-- Begin SELECTED EXTRACT --
# Red-tailed Take Off



## cre8foru (Jun 4, 2014)

Got this shot today. I was lucky enough to get about 15 yards away from his perch on a fence before he took off.



Red-tailed Hawk by cre8foru2009, on Flickr


----------



## ronfritz (Jun 4, 2014)

I always like to swing by and check out your photos.  Nice catch.


----------



## mlbfish (Jun 5, 2014)

Great capture. Good timing


----------



## wvdawg (Jun 5, 2014)

Very nice - you sure got close!


----------



## Dr. Strangelove (Jun 5, 2014)

Nice


----------



## seeker (Jun 5, 2014)

Down right awesome shot.


----------



## howardsrock (Jun 6, 2014)

Beauty of a shot!


----------



## Hoss (Jun 6, 2014)

Wonderful BIF capture, Cre8.


----------



## GAJoe (Jun 8, 2014)

Great action shot! Great focus and depth!


----------



## evans_usmc69 (Jun 10, 2014)

Gorgeous pic! I have a red tail around here I hope to get a shot of one day. Thank you for sharing


----------



## Jefeson (Jun 11, 2014)

Excellent. Freezing the wing motion makes this pic amazing. Very sharp!


----------



## cre8foru (Jun 11, 2014)

Thanks everyone.


----------



## pdsniper (Jun 16, 2014)

great detail, fantastic shot


----------



## Bulldawg76 (Jun 17, 2014)

Awesome! Just perfect.


----------
-- End SELECTED EXTRACT --
▸ **TO BE DONE**
1. Answer these questions about the hawk photo thread, one line each:
(a) About how close did the poster of the photo get to the hawk before it took off?
(b) What was the hawk perched on?
(c) According to Jefeson, what makes the picture amazing?
2. Update the part of the hawk photo thread starting at "## evans_usmc69 (Jun" and ending at "Jefeson (Jun 11, 2014)", writing it out again with "red tail" replaced by "hawk".
3. In the hawk photo thread, list the usernames of everyone who posted on Jun 5, 2014.
-- Begin PROVIDED RECORDS --
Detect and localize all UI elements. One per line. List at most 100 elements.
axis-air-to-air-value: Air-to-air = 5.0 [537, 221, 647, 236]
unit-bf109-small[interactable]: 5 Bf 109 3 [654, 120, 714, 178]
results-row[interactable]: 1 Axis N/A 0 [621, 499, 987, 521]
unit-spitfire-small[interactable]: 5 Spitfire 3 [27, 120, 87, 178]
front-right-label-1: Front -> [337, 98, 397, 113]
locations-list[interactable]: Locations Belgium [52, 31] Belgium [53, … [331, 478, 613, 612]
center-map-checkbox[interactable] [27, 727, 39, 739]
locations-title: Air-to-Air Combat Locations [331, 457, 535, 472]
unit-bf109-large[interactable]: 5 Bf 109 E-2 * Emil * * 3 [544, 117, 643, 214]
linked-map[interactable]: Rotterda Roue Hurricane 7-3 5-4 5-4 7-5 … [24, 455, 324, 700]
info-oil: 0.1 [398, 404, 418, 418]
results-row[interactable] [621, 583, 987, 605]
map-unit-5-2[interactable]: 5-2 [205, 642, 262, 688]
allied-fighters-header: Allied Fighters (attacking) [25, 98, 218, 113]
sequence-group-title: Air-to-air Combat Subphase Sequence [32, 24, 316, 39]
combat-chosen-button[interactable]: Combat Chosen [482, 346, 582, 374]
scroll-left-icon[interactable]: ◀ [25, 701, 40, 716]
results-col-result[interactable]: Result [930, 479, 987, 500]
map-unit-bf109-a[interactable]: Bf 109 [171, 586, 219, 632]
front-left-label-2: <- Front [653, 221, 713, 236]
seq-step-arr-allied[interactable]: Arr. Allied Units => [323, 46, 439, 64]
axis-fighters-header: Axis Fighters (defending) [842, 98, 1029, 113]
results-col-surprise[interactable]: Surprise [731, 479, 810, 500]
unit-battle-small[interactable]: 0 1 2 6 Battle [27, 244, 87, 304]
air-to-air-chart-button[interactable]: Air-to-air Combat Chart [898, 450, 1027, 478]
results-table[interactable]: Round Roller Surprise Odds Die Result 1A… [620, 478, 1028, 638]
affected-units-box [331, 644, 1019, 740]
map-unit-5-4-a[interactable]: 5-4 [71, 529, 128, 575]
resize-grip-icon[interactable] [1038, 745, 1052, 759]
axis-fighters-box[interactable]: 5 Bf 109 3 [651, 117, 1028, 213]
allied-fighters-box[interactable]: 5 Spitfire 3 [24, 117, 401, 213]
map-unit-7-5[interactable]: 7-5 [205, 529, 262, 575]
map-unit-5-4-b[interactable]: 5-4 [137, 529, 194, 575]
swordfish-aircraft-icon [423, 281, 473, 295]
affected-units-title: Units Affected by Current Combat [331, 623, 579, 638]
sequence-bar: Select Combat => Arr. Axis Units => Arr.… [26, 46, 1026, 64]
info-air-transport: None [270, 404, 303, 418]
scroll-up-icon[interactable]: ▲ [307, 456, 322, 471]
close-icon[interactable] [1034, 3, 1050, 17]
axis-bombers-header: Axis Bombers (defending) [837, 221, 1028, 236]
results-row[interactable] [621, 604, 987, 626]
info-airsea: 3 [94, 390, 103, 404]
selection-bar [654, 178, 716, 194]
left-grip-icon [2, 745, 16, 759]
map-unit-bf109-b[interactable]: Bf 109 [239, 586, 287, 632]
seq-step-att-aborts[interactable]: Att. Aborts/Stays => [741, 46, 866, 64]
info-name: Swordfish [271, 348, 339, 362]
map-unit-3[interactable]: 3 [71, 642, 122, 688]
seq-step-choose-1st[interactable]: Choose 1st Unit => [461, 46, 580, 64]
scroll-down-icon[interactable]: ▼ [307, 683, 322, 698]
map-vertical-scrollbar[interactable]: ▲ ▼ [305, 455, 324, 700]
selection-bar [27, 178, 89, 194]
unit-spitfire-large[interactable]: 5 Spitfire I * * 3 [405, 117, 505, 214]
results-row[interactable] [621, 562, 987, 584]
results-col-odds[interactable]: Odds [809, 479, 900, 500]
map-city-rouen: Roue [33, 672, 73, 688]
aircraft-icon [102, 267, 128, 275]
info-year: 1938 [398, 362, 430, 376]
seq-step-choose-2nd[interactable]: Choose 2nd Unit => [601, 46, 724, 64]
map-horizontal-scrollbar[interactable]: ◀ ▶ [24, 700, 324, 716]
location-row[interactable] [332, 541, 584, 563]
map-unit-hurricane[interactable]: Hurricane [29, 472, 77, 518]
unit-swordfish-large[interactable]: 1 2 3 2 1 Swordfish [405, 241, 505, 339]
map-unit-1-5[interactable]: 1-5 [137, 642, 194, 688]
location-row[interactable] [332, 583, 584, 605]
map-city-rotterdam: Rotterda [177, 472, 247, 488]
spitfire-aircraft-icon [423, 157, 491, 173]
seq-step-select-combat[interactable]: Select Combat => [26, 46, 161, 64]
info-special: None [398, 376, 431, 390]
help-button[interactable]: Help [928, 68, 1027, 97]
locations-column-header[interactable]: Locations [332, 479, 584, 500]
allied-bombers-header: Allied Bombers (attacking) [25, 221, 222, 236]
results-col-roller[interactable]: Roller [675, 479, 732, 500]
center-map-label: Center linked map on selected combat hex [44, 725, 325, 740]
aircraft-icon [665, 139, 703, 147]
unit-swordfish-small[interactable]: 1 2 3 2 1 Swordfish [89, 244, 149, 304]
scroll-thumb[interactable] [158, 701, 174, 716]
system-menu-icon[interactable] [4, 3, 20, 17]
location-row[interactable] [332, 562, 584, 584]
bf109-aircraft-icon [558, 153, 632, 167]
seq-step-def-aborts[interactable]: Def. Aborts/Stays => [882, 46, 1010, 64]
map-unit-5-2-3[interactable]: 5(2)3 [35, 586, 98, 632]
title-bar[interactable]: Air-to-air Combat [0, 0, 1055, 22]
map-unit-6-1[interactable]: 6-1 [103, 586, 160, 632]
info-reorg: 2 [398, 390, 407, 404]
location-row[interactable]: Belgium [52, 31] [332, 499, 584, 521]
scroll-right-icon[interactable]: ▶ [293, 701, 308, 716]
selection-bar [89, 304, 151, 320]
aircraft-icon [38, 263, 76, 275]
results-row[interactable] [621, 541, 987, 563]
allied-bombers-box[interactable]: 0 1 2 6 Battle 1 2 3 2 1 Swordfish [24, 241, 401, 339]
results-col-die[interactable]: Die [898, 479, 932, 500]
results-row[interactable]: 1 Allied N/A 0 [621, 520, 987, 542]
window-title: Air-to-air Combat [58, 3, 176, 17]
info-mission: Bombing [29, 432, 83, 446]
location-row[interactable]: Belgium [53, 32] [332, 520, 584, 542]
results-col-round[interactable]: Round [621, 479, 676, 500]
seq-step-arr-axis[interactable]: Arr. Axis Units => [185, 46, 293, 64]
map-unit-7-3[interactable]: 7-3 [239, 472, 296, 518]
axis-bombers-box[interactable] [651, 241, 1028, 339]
-- End PROVIDED RECORDS --
▸ **EXPECTED RESPONSES**
1.
(a) About 15 yards
(b) A fence
(c) Freezing the wing motion

2.
## evans_usmc69 (Jun 10, 2014)

Gorgeous pic! I have a hawk around here I hope to get a shot of one day. Thank you for sharing


----------



## Jefeson (Jun 11, 2014)

3.
mlbfish
wvdawg
Dr. Strangelove
seeker